Directions: Format the lines from the line with "Text: FRONT: FRONT (478, 150, 515, 160)" to the line with "Text: 31181E: 31181E (256, 290, 286, 299)", both included, as a JSON list of strings with one string per line, leaving out any blank lines.

Given records:
┄┄┄┄┄┄┄┄┄┄

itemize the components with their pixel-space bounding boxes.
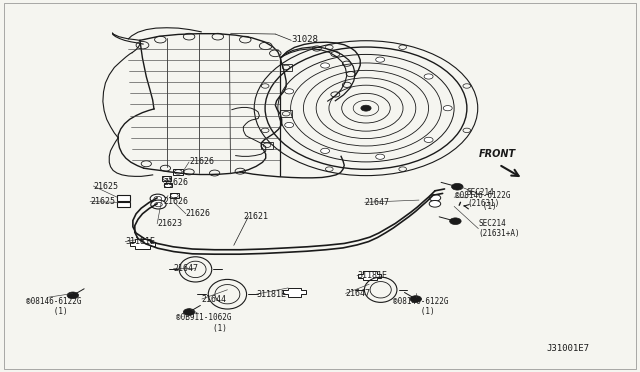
Text: FRONT: FRONT (478, 150, 515, 160)
Text: ®08146-6122G
      (1): ®08146-6122G (1) (456, 191, 511, 211)
Text: 21623: 21623 (157, 219, 182, 228)
Bar (261, 141, 273, 149)
Circle shape (424, 74, 433, 79)
Text: ®08146-6122G
      (1): ®08146-6122G (1) (26, 297, 82, 316)
Circle shape (429, 195, 441, 201)
Text: 21647: 21647 (346, 289, 371, 298)
Circle shape (151, 200, 166, 209)
Circle shape (429, 201, 441, 207)
Polygon shape (283, 288, 306, 297)
Text: 21625: 21625 (90, 197, 115, 206)
Circle shape (321, 63, 330, 68)
Text: 21625: 21625 (93, 182, 118, 190)
Bar (280, 110, 292, 118)
Text: 31181E: 31181E (256, 290, 286, 299)
Text: 21647: 21647 (365, 198, 390, 207)
Bar (170, 193, 179, 198)
Circle shape (452, 183, 463, 190)
Circle shape (376, 154, 385, 159)
Bar (117, 202, 130, 208)
Text: 21626: 21626 (164, 178, 189, 187)
Text: ®08146-6122G
      (1): ®08146-6122G (1) (394, 297, 449, 316)
Polygon shape (130, 238, 156, 249)
Text: 31181E: 31181E (125, 237, 156, 246)
Text: 21621: 21621 (243, 212, 268, 221)
Bar (164, 183, 172, 187)
Text: 31028: 31028 (291, 35, 318, 44)
Circle shape (410, 296, 422, 302)
Circle shape (67, 292, 79, 299)
Text: SEC214
(21631): SEC214 (21631) (467, 188, 499, 208)
Text: 21644: 21644 (202, 295, 227, 304)
Circle shape (376, 57, 385, 62)
Bar (163, 176, 172, 181)
Text: 21626: 21626 (189, 157, 214, 166)
Text: ®0B911-1062G
        (1): ®0B911-1062G (1) (176, 314, 232, 333)
Polygon shape (358, 271, 381, 280)
Text: 21626: 21626 (164, 197, 189, 206)
Bar (173, 169, 183, 174)
Circle shape (285, 89, 294, 94)
Text: J31001E7: J31001E7 (547, 344, 589, 353)
Circle shape (321, 148, 330, 154)
Bar (280, 64, 292, 71)
Text: 21647: 21647 (173, 264, 198, 273)
Circle shape (424, 137, 433, 142)
Circle shape (183, 309, 195, 315)
Circle shape (150, 194, 166, 203)
Circle shape (450, 218, 461, 225)
Text: 31181E: 31181E (357, 271, 387, 280)
Circle shape (361, 105, 371, 111)
Text: SEC214
(21631+A): SEC214 (21631+A) (478, 219, 520, 238)
Text: 21626: 21626 (186, 209, 211, 218)
Circle shape (444, 106, 452, 111)
Circle shape (285, 122, 294, 128)
Bar (117, 195, 130, 201)
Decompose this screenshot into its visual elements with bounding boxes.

┄┄┄┄┄┄┄┄┄┄

Completed exercise:
[
  "Text: FRONT: FRONT (478, 150, 515, 160)",
  "Text: ®08146-6122G",
  "      (1): ®08146-6122G (1) (456, 191, 511, 211)",
  "Text: 21623: 21623 (157, 219, 182, 228)",
  "Bar (261, 141, 273, 149)",
  "Circle shape (424, 74, 433, 79)",
  "Text: ®08146-6122G",
  "      (1): ®08146-6122G (1) (26, 297, 82, 316)",
  "Circle shape (429, 195, 441, 201)",
  "Text: 21647: 21647 (346, 289, 371, 298)",
  "Circle shape (151, 200, 166, 209)",
  "Circle shape (429, 201, 441, 207)",
  "Polygon shape (283, 288, 306, 297)",
  "Text: 21625: 21625 (90, 197, 115, 206)",
  "Circle shape (321, 63, 330, 68)",
  "Text: 21625: 21625 (93, 182, 118, 190)",
  "Bar (280, 110, 292, 118)",
  "Text: 31181E: 31181E (256, 290, 286, 299)"
]